● **What the exercise asks**
Will you write out all the entries below exactly?

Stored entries
==================================================

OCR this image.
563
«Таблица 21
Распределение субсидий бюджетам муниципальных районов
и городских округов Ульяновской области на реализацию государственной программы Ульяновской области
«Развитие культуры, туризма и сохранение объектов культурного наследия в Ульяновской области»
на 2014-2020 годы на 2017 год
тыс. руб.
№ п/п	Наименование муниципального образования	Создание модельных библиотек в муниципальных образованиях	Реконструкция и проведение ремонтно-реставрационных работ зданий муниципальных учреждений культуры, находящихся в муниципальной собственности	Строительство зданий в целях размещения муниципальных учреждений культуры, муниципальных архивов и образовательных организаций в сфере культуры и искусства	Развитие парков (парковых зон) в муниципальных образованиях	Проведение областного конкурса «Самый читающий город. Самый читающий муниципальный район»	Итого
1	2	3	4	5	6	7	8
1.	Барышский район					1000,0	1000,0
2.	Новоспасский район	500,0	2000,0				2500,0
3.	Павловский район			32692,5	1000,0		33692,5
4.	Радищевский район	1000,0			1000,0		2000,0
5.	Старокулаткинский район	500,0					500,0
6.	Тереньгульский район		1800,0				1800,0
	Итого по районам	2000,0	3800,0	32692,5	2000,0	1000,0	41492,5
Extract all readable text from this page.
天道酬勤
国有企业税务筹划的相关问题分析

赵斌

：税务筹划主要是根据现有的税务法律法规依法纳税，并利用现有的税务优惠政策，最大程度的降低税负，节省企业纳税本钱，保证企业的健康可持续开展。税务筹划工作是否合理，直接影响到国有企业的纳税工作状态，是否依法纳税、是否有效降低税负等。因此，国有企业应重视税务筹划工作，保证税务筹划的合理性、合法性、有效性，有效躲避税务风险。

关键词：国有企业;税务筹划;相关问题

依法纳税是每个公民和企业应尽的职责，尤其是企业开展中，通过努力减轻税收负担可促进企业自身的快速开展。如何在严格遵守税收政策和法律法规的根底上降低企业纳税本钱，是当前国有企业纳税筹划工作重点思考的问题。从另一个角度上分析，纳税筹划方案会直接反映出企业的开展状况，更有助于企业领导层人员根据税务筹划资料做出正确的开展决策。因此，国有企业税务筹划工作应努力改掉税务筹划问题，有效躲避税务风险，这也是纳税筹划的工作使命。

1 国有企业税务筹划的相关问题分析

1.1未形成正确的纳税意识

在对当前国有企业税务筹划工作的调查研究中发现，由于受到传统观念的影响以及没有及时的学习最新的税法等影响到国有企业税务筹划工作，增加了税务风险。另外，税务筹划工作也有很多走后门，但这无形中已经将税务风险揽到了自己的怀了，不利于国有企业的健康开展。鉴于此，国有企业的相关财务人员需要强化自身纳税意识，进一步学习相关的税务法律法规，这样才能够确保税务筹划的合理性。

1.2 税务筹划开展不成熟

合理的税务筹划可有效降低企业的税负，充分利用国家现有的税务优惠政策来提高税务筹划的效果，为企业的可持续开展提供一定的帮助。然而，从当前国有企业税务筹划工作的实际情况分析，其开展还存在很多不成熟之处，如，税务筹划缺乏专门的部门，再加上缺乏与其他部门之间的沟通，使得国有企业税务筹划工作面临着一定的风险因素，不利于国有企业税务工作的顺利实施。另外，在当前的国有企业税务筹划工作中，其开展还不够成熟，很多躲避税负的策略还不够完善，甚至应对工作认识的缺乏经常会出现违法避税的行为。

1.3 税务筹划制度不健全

==================================================

● **Result of this task**
OCR this image.
563
«Таблица 21
Распределение субсидий бюджетам муниципальных районов
и городских округов Ульяновской области на реализацию государственной программы Ульяновской области
«Развитие культуры, туризма и сохранение объектов культурного наследия в Ульяновской области»
на 2014-2020 годы на 2017 год
тыс. руб.
№ п/п	Наименование муниципального образования	Создание модельных библиотек в муниципальных образованиях	Реконструкция и проведение ремонтно-реставрационных работ зданий муниципальных учреждений культуры, находящихся в муниципальной собственности	Строительство зданий в целях размещения муниципальных учреждений культуры, муниципальных архивов и образовательных организаций в сфере культуры и искусства	Развитие парков (парковых зон) в муниципальных образованиях	Проведение областного конкурса «Самый читающий город. Самый читающий муниципальный район»	Итого
1	2	3	4	5	6	7	8
1.	Барышский район					1000,0	1000,0
2.	Новоспасский район	500,0	2000,0				2500,0
3.	Павловский район			32692,5	1000,0		33692,5
4.	Радищевский район	1000,0			1000,0		2000,0
5.	Старокулаткинский район	500,0					500,0
6.	Тереньгульский район		1800,0				1800,0
	Итого по районам	2000,0	3800,0	32692,5	2000,0	1000,0	41492,5
Extract all readable text from this page.
天道酬勤
国有企业税务筹划的相关问题分析

赵斌

：税务筹划主要是根据现有的税务法律法规依法纳税，并利用现有的税务优惠政策，最大程度的降低税负，节省企业纳税本钱，保证企业的健康可持续开展。税务筹划工作是否合理，直接影响到国有企业的纳税工作状态，是否依法纳税、是否有效降低税负等。因此，国有企业应重视税务筹划工作，保证税务筹划的合理性、合法性、有效性，有效躲避税务风险。

关键词：国有企业;税务筹划;相关问题

依法纳税是每个公民和企业应尽的职责，尤其是企业开展中，通过努力减轻税收负担可促进企业自身的快速开展。如何在严格遵守税收政策和法律法规的根底上降低企业纳税本钱，是当前国有企业纳税筹划工作重点思考的问题。从另一个角度上分析，纳税筹划方案会直接反映出企业的开展状况，更有助于企业领导层人员根据税务筹划资料做出正确的开展决策。因此，国有企业税务筹划工作应努力改掉税务筹划问题，有效躲避税务风险，这也是纳税筹划的工作使命。

1 国有企业税务筹划的相关问题分析

1.1未形成正确的纳税意识

在对当前国有企业税务筹划工作的调查研究中发现，由于受到传统观念的影响以及没有及时的学习最新的税法等影响到国有企业税务筹划工作，增加了税务风险。另外，税务筹划工作也有很多走后门，但这无形中已经将税务风险揽到了自己的怀了，不利于国有企业的健康开展。鉴于此，国有企业的相关财务人员需要强化自身纳税意识，进一步学习相关的税务法律法规，这样才能够确保税务筹划的合理性。

1.2 税务筹划开展不成熟

合理的税务筹划可有效降低企业的税负，充分利用国家现有的税务优惠政策来提高税务筹划的效果，为企业的可持续开展提供一定的帮助。然而，从当前国有企业税务筹划工作的实际情况分析，其开展还存在很多不成熟之处，如，税务筹划缺乏专门的部门，再加上缺乏与其他部门之间的沟通，使得国有企业税务筹划工作面临着一定的风险因素，不利于国有企业税务工作的顺利实施。另外，在当前的国有企业税务筹划工作中，其开展还不够成熟，很多躲避税负的策略还不够完善，甚至应对工作认识的缺乏经常会出现违法避税的行为。

1.3 税务筹划制度不健全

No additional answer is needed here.